BEGIN INFORMATION PROVIDED

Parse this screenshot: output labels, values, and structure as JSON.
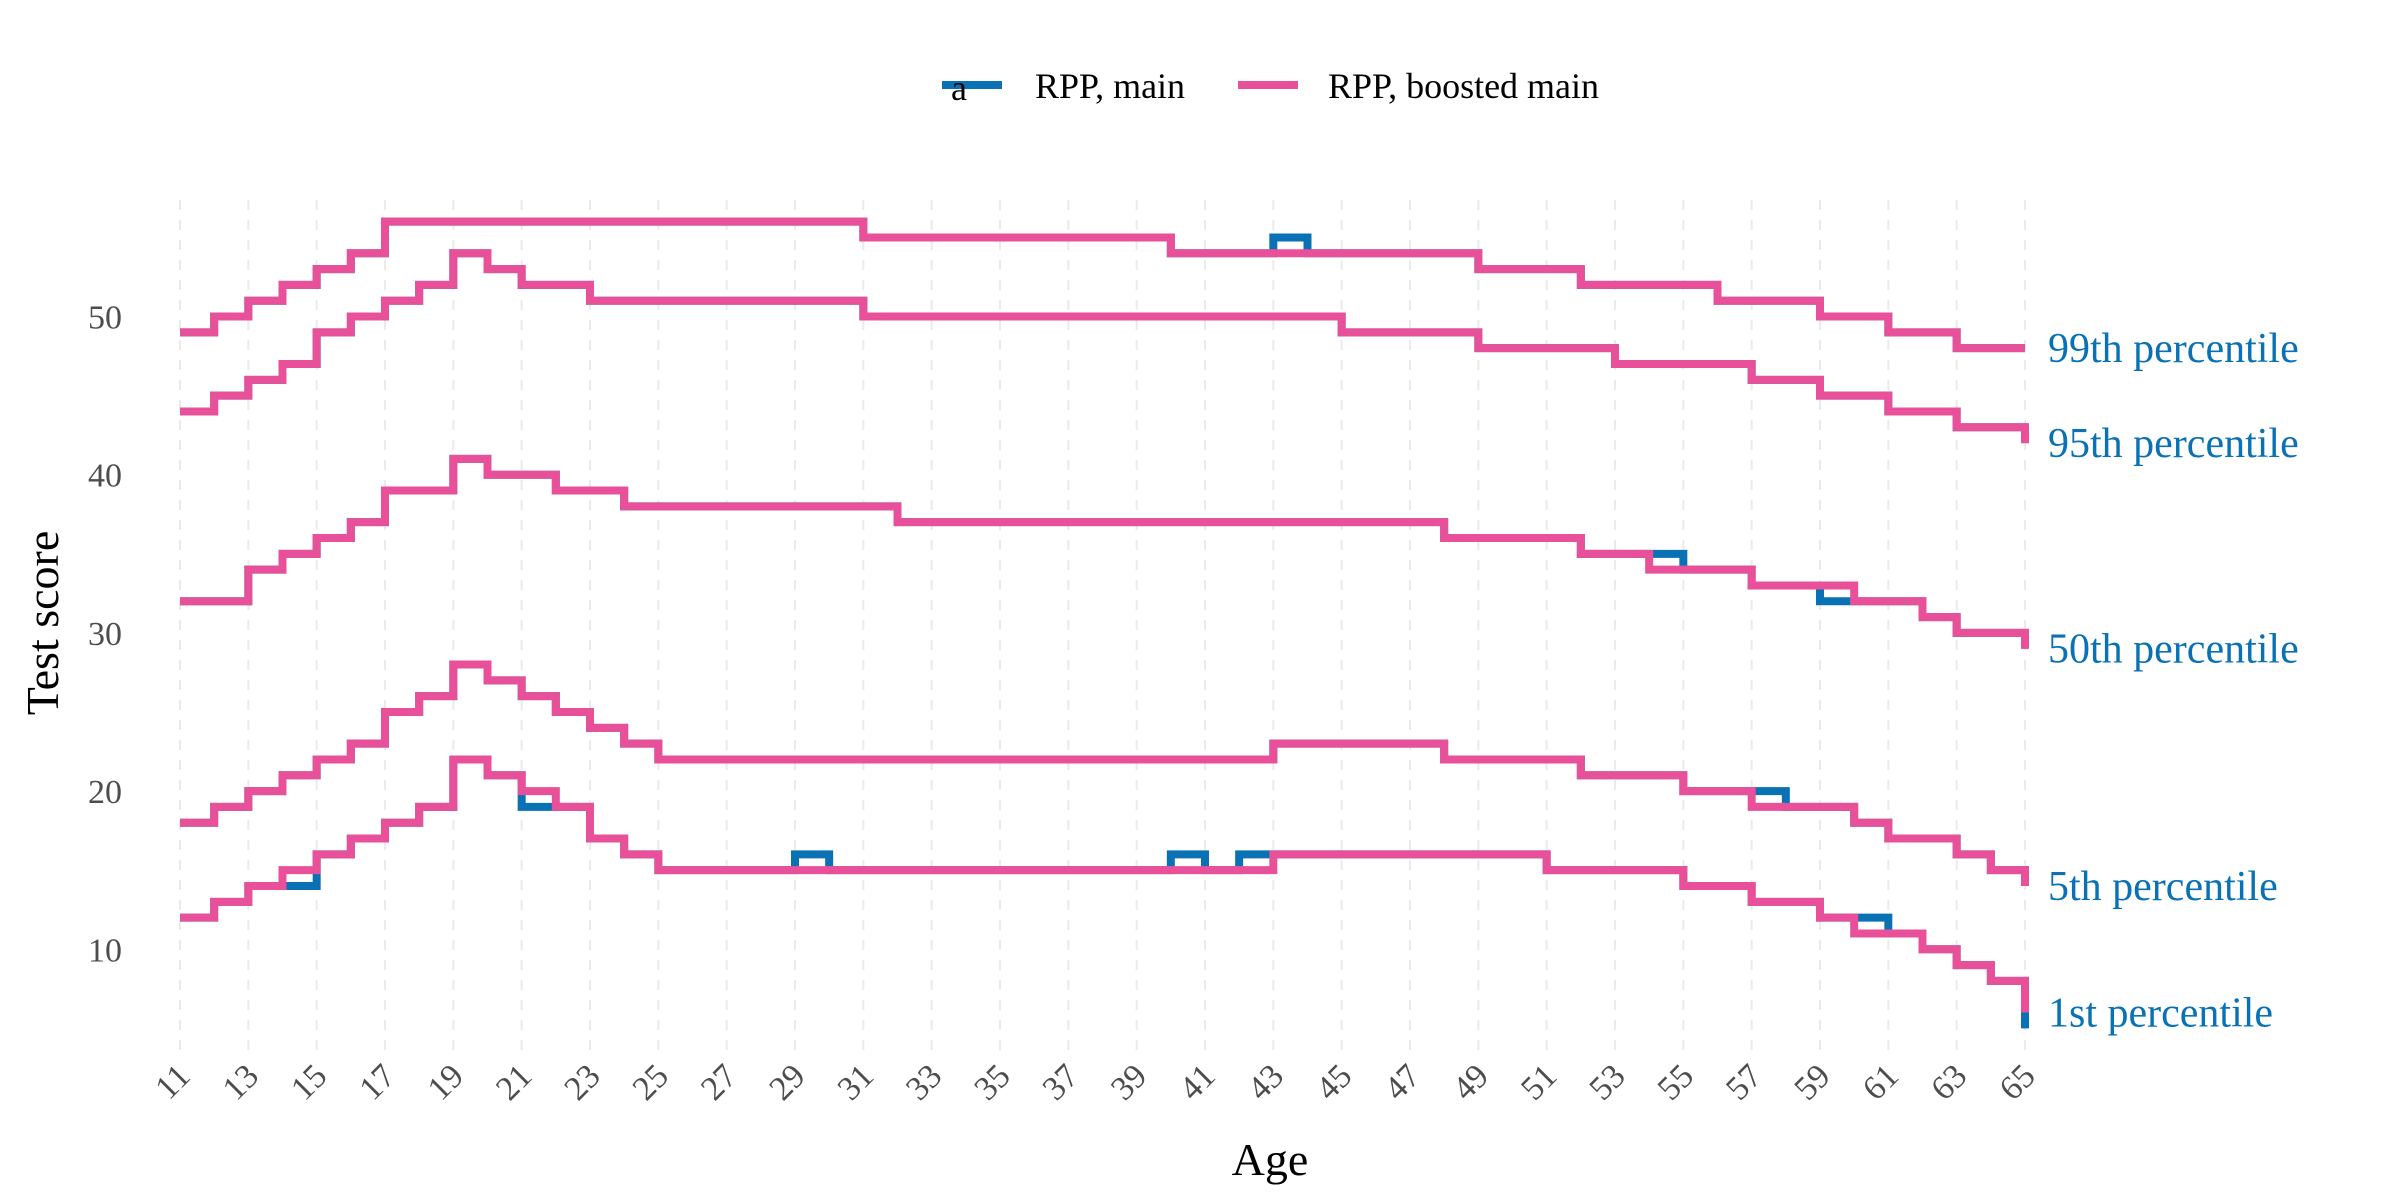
{
  "chart_data": {
    "type": "line",
    "step": true,
    "xlabel": "Age",
    "ylabel": "Test score",
    "xlim": [
      11,
      65
    ],
    "ylim": [
      3,
      58
    ],
    "x_ticks": [
      11,
      13,
      15,
      17,
      19,
      21,
      23,
      25,
      27,
      29,
      31,
      33,
      35,
      37,
      39,
      41,
      43,
      45,
      47,
      49,
      51,
      53,
      55,
      57,
      59,
      61,
      63,
      65
    ],
    "y_ticks": [
      10,
      20,
      30,
      40,
      50
    ],
    "grid": "vertical dashed",
    "legend_position": "top",
    "legend_glyph": "a",
    "series": [
      {
        "name": "RPP, main",
        "color": "#0a72b4"
      },
      {
        "name": "RPP, boosted main",
        "color": "#e8519a"
      }
    ],
    "curves": [
      {
        "label": "99th percentile",
        "boosted": [
          [
            11,
            49
          ],
          [
            12,
            50
          ],
          [
            13,
            51
          ],
          [
            14,
            52
          ],
          [
            15,
            53
          ],
          [
            16,
            54
          ],
          [
            17,
            56
          ],
          [
            31,
            55
          ],
          [
            40,
            54
          ],
          [
            49,
            53
          ],
          [
            52,
            52
          ],
          [
            56,
            51
          ],
          [
            59,
            50
          ],
          [
            61,
            49
          ],
          [
            63,
            48
          ],
          [
            65,
            48
          ]
        ],
        "main": [
          [
            11,
            49
          ],
          [
            12,
            50
          ],
          [
            13,
            51
          ],
          [
            14,
            52
          ],
          [
            15,
            53
          ],
          [
            16,
            54
          ],
          [
            17,
            56
          ],
          [
            31,
            55
          ],
          [
            40,
            54
          ],
          [
            43,
            55
          ],
          [
            44,
            54
          ],
          [
            49,
            53
          ],
          [
            52,
            52
          ],
          [
            56,
            51
          ],
          [
            59,
            50
          ],
          [
            61,
            49
          ],
          [
            63,
            48
          ],
          [
            65,
            48
          ]
        ]
      },
      {
        "label": "95th percentile",
        "boosted": [
          [
            11,
            44
          ],
          [
            12,
            45
          ],
          [
            13,
            46
          ],
          [
            14,
            47
          ],
          [
            15,
            49
          ],
          [
            16,
            50
          ],
          [
            17,
            51
          ],
          [
            18,
            52
          ],
          [
            19,
            54
          ],
          [
            20,
            53
          ],
          [
            21,
            52
          ],
          [
            23,
            51
          ],
          [
            31,
            50
          ],
          [
            45,
            49
          ],
          [
            49,
            48
          ],
          [
            53,
            47
          ],
          [
            57,
            46
          ],
          [
            59,
            45
          ],
          [
            61,
            44
          ],
          [
            63,
            43
          ],
          [
            65,
            42
          ]
        ],
        "main": [
          [
            11,
            44
          ],
          [
            12,
            45
          ],
          [
            13,
            46
          ],
          [
            14,
            47
          ],
          [
            15,
            49
          ],
          [
            16,
            50
          ],
          [
            17,
            51
          ],
          [
            18,
            52
          ],
          [
            19,
            54
          ],
          [
            20,
            53
          ],
          [
            21,
            52
          ],
          [
            23,
            51
          ],
          [
            31,
            50
          ],
          [
            45,
            49
          ],
          [
            49,
            48
          ],
          [
            53,
            47
          ],
          [
            57,
            46
          ],
          [
            59,
            45
          ],
          [
            61,
            44
          ],
          [
            63,
            43
          ],
          [
            65,
            42
          ]
        ]
      },
      {
        "label": "50th percentile",
        "boosted": [
          [
            11,
            32
          ],
          [
            13,
            34
          ],
          [
            14,
            35
          ],
          [
            15,
            36
          ],
          [
            16,
            37
          ],
          [
            17,
            39
          ],
          [
            19,
            41
          ],
          [
            20,
            40
          ],
          [
            22,
            39
          ],
          [
            24,
            38
          ],
          [
            32,
            37
          ],
          [
            48,
            36
          ],
          [
            52,
            35
          ],
          [
            54,
            34
          ],
          [
            57,
            33
          ],
          [
            60,
            32
          ],
          [
            62,
            31
          ],
          [
            63,
            30
          ],
          [
            65,
            29
          ]
        ],
        "main": [
          [
            11,
            32
          ],
          [
            13,
            34
          ],
          [
            14,
            35
          ],
          [
            15,
            36
          ],
          [
            16,
            37
          ],
          [
            17,
            39
          ],
          [
            19,
            41
          ],
          [
            20,
            40
          ],
          [
            22,
            39
          ],
          [
            24,
            38
          ],
          [
            32,
            37
          ],
          [
            48,
            36
          ],
          [
            52,
            35
          ],
          [
            54,
            35
          ],
          [
            55,
            34
          ],
          [
            57,
            33
          ],
          [
            59,
            32
          ],
          [
            60,
            32
          ],
          [
            62,
            31
          ],
          [
            63,
            30
          ],
          [
            65,
            29
          ]
        ]
      },
      {
        "label": "5th percentile",
        "boosted": [
          [
            11,
            18
          ],
          [
            12,
            19
          ],
          [
            13,
            20
          ],
          [
            14,
            21
          ],
          [
            15,
            22
          ],
          [
            16,
            23
          ],
          [
            17,
            25
          ],
          [
            18,
            26
          ],
          [
            19,
            28
          ],
          [
            20,
            27
          ],
          [
            21,
            26
          ],
          [
            22,
            25
          ],
          [
            23,
            24
          ],
          [
            24,
            23
          ],
          [
            25,
            22
          ],
          [
            43,
            23
          ],
          [
            48,
            22
          ],
          [
            52,
            21
          ],
          [
            55,
            20
          ],
          [
            57,
            19
          ],
          [
            60,
            18
          ],
          [
            61,
            17
          ],
          [
            63,
            16
          ],
          [
            64,
            15
          ],
          [
            65,
            14
          ]
        ],
        "main": [
          [
            11,
            18
          ],
          [
            12,
            19
          ],
          [
            13,
            20
          ],
          [
            14,
            21
          ],
          [
            15,
            22
          ],
          [
            16,
            23
          ],
          [
            17,
            25
          ],
          [
            18,
            26
          ],
          [
            19,
            28
          ],
          [
            20,
            27
          ],
          [
            21,
            26
          ],
          [
            22,
            25
          ],
          [
            23,
            24
          ],
          [
            24,
            23
          ],
          [
            25,
            22
          ],
          [
            43,
            23
          ],
          [
            48,
            22
          ],
          [
            52,
            21
          ],
          [
            55,
            20
          ],
          [
            57,
            20
          ],
          [
            58,
            19
          ],
          [
            60,
            18
          ],
          [
            61,
            17
          ],
          [
            63,
            16
          ],
          [
            64,
            15
          ],
          [
            65,
            14
          ]
        ]
      },
      {
        "label": "1st percentile",
        "boosted": [
          [
            11,
            12
          ],
          [
            12,
            13
          ],
          [
            13,
            14
          ],
          [
            14,
            15
          ],
          [
            15,
            16
          ],
          [
            16,
            17
          ],
          [
            17,
            18
          ],
          [
            18,
            19
          ],
          [
            19,
            22
          ],
          [
            20,
            21
          ],
          [
            21,
            20
          ],
          [
            22,
            19
          ],
          [
            23,
            17
          ],
          [
            24,
            16
          ],
          [
            25,
            15
          ],
          [
            43,
            16
          ],
          [
            51,
            15
          ],
          [
            55,
            14
          ],
          [
            57,
            13
          ],
          [
            59,
            12
          ],
          [
            60,
            11
          ],
          [
            62,
            10
          ],
          [
            63,
            9
          ],
          [
            64,
            8
          ],
          [
            65,
            6
          ]
        ],
        "main": [
          [
            11,
            12
          ],
          [
            12,
            13
          ],
          [
            13,
            14
          ],
          [
            14,
            14
          ],
          [
            15,
            16
          ],
          [
            16,
            17
          ],
          [
            17,
            18
          ],
          [
            18,
            19
          ],
          [
            19,
            22
          ],
          [
            20,
            21
          ],
          [
            21,
            19
          ],
          [
            22,
            19
          ],
          [
            23,
            17
          ],
          [
            24,
            16
          ],
          [
            25,
            15
          ],
          [
            29,
            16
          ],
          [
            30,
            15
          ],
          [
            40,
            16
          ],
          [
            41,
            15
          ],
          [
            42,
            16
          ],
          [
            43,
            16
          ],
          [
            51,
            15
          ],
          [
            55,
            14
          ],
          [
            57,
            13
          ],
          [
            59,
            12
          ],
          [
            60,
            12
          ],
          [
            61,
            11
          ],
          [
            62,
            10
          ],
          [
            63,
            9
          ],
          [
            64,
            8
          ],
          [
            65,
            5
          ]
        ]
      }
    ]
  }
}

END INFORMATION PROVIDED

Isolate the lines that hold the word "percentile" and copy all of them.

        "label": "99th percentile",
        "label": "95th percentile",
        "label": "50th percentile",
        "label": "5th percentile",
        "label": "1st percentile",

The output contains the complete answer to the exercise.